**Task description**
Keep only those lines of the records that include the string "Pradesh".
———
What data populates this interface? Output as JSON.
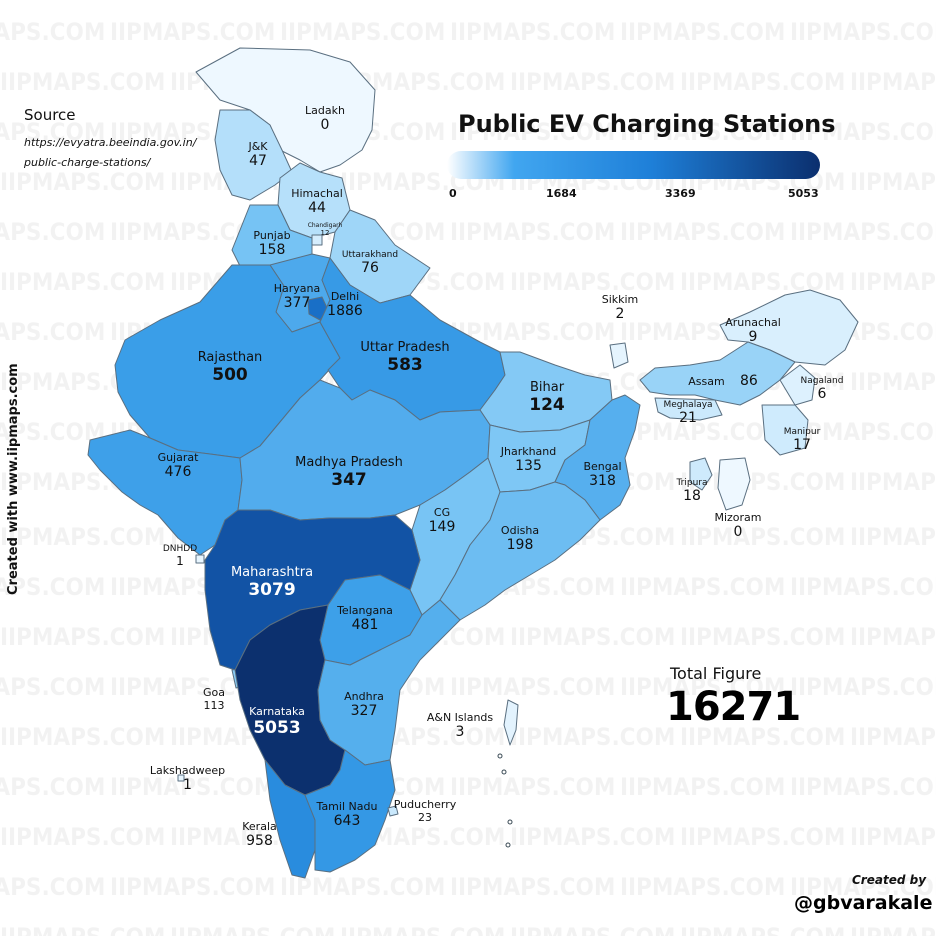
{
  "watermark": "IIPMAPS.COM",
  "source": {
    "title": "Source",
    "url_line1": "https://evyatra.beeindia.gov.in/",
    "url_line2": "public-charge-stations/"
  },
  "title": "Public EV Charging Stations",
  "legend": {
    "ticks": [
      "0",
      "1684",
      "3369",
      "5053"
    ]
  },
  "vertical_credit": "Created with www.iipmaps.com",
  "total": {
    "label": "Total Figure",
    "value": "16271"
  },
  "credit": {
    "created_by": "Created by",
    "handle": "@gbvarakale"
  },
  "colors": {
    "scale_low": "#ffffff",
    "scale_high": "#0b2f6e",
    "border": "#5a6f80"
  },
  "regions": [
    {
      "name": "Ladakh",
      "value": "0"
    },
    {
      "name": "J&K",
      "value": "47"
    },
    {
      "name": "Himachal",
      "value": "44"
    },
    {
      "name": "Chandigarh",
      "value": "12"
    },
    {
      "name": "Punjab",
      "value": "158"
    },
    {
      "name": "Uttarakhand",
      "value": "76"
    },
    {
      "name": "Haryana",
      "value": "377"
    },
    {
      "name": "Delhi",
      "value": "1886"
    },
    {
      "name": "Rajasthan",
      "value": "500"
    },
    {
      "name": "Uttar Pradesh",
      "value": "583"
    },
    {
      "name": "Bihar",
      "value": "124"
    },
    {
      "name": "Sikkim",
      "value": "2"
    },
    {
      "name": "Arunachal",
      "value": "9"
    },
    {
      "name": "Assam",
      "value": "86"
    },
    {
      "name": "Nagaland",
      "value": "6"
    },
    {
      "name": "Meghalaya",
      "value": "21"
    },
    {
      "name": "Manipur",
      "value": "17"
    },
    {
      "name": "Tripura",
      "value": "18"
    },
    {
      "name": "Mizoram",
      "value": "0"
    },
    {
      "name": "Gujarat",
      "value": "476"
    },
    {
      "name": "Madhya Pradesh",
      "value": "347"
    },
    {
      "name": "Jharkhand",
      "value": "135"
    },
    {
      "name": "Bengal",
      "value": "318"
    },
    {
      "name": "DNHDD",
      "value": "1"
    },
    {
      "name": "CG",
      "value": "149"
    },
    {
      "name": "Odisha",
      "value": "198"
    },
    {
      "name": "Maharashtra",
      "value": "3079"
    },
    {
      "name": "Telangana",
      "value": "481"
    },
    {
      "name": "Goa",
      "value": "113"
    },
    {
      "name": "Karnataka",
      "value": "5053"
    },
    {
      "name": "Andhra",
      "value": "327"
    },
    {
      "name": "A&N Islands",
      "value": "3"
    },
    {
      "name": "Lakshadweep",
      "value": "1"
    },
    {
      "name": "Tamil Nadu",
      "value": "643"
    },
    {
      "name": "Puducherry",
      "value": "23"
    },
    {
      "name": "Kerala",
      "value": "958"
    }
  ]
}
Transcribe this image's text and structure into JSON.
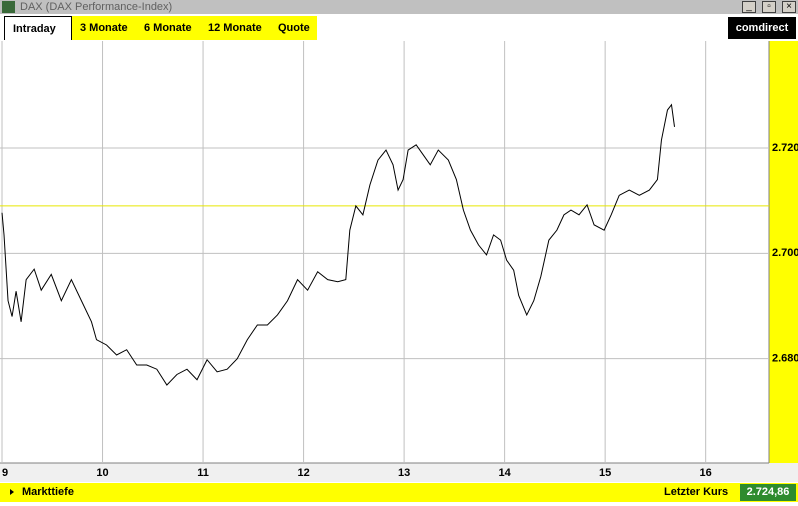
{
  "window": {
    "title": "DAX (DAX Performance-Index)"
  },
  "tabs": [
    "Intraday",
    "3 Monate",
    "6 Monate",
    "12 Monate",
    "Quote"
  ],
  "logo": "comdirect",
  "footer": {
    "left": "Markttiefe",
    "last_label": "Letzter Kurs",
    "last_value": "2.724,86"
  },
  "chart_data": {
    "type": "line",
    "x": [
      9.0,
      9.02,
      9.06,
      9.1,
      9.14,
      9.19,
      9.24,
      9.32,
      9.39,
      9.49,
      9.59,
      9.69,
      9.79,
      9.89,
      9.94,
      10.04,
      10.14,
      10.24,
      10.34,
      10.44,
      10.54,
      10.64,
      10.74,
      10.84,
      10.94,
      11.04,
      11.14,
      11.24,
      11.34,
      11.44,
      11.54,
      11.64,
      11.74,
      11.84,
      11.94,
      12.04,
      12.14,
      12.24,
      12.34,
      12.42,
      12.46,
      12.52,
      12.59,
      12.66,
      12.74,
      12.82,
      12.89,
      12.94,
      12.99,
      13.04,
      13.12,
      13.19,
      13.26,
      13.34,
      13.44,
      13.52,
      13.59,
      13.66,
      13.74,
      13.82,
      13.89,
      13.96,
      14.02,
      14.09,
      14.14,
      14.22,
      14.29,
      14.36,
      14.44,
      14.52,
      14.59,
      14.66,
      14.74,
      14.82,
      14.89,
      14.99,
      15.06,
      15.14,
      15.24,
      15.34,
      15.44,
      15.52,
      15.56,
      15.62,
      15.66,
      15.69
    ],
    "series": [
      {
        "color": "#000000",
        "values": [
          2707.7,
          2703.5,
          2691,
          2688,
          2692.8,
          2687,
          2695,
          2697,
          2693,
          2696,
          2691,
          2695,
          2691,
          2687,
          2683.6,
          2682.6,
          2680.7,
          2681.7,
          2678.8,
          2678.8,
          2678,
          2675,
          2677,
          2678,
          2676,
          2679.8,
          2677.5,
          2678,
          2680,
          2683.6,
          2686.4,
          2686.4,
          2688.3,
          2691,
          2695,
          2693,
          2696.5,
          2695,
          2694.6,
          2695,
          2704.4,
          2709,
          2707.3,
          2713,
          2717.7,
          2719.6,
          2716.8,
          2712,
          2714,
          2719.6,
          2720.6,
          2718.7,
          2716.8,
          2719.6,
          2717.7,
          2714,
          2708.2,
          2704.4,
          2701.6,
          2699.7,
          2703.5,
          2702.5,
          2698.7,
          2696.8,
          2692,
          2688.3,
          2691,
          2695.6,
          2702.5,
          2704.4,
          2707.3,
          2708.2,
          2707.3,
          2709.2,
          2705.4,
          2704.4,
          2707.3,
          2711,
          2712,
          2711,
          2712,
          2714,
          2721.5,
          2727.2,
          2728.2,
          2724
        ]
      }
    ],
    "reference_line": 2709,
    "reference_color": "#e6e600",
    "xlim": [
      8.98,
      16.63
    ],
    "xticks": [
      9,
      10,
      11,
      12,
      13,
      14,
      15,
      16
    ],
    "ylim": [
      2660.2,
      2740.3
    ],
    "yticks": [
      {
        "value": 2680,
        "label": "2.680"
      },
      {
        "value": 2700,
        "label": "2.700"
      },
      {
        "value": 2720,
        "label": "2.720"
      }
    ],
    "grid": true
  }
}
———
**Completed task**
      "name": "Uttar Pradesh",
      "name": "Madhya Pradesh",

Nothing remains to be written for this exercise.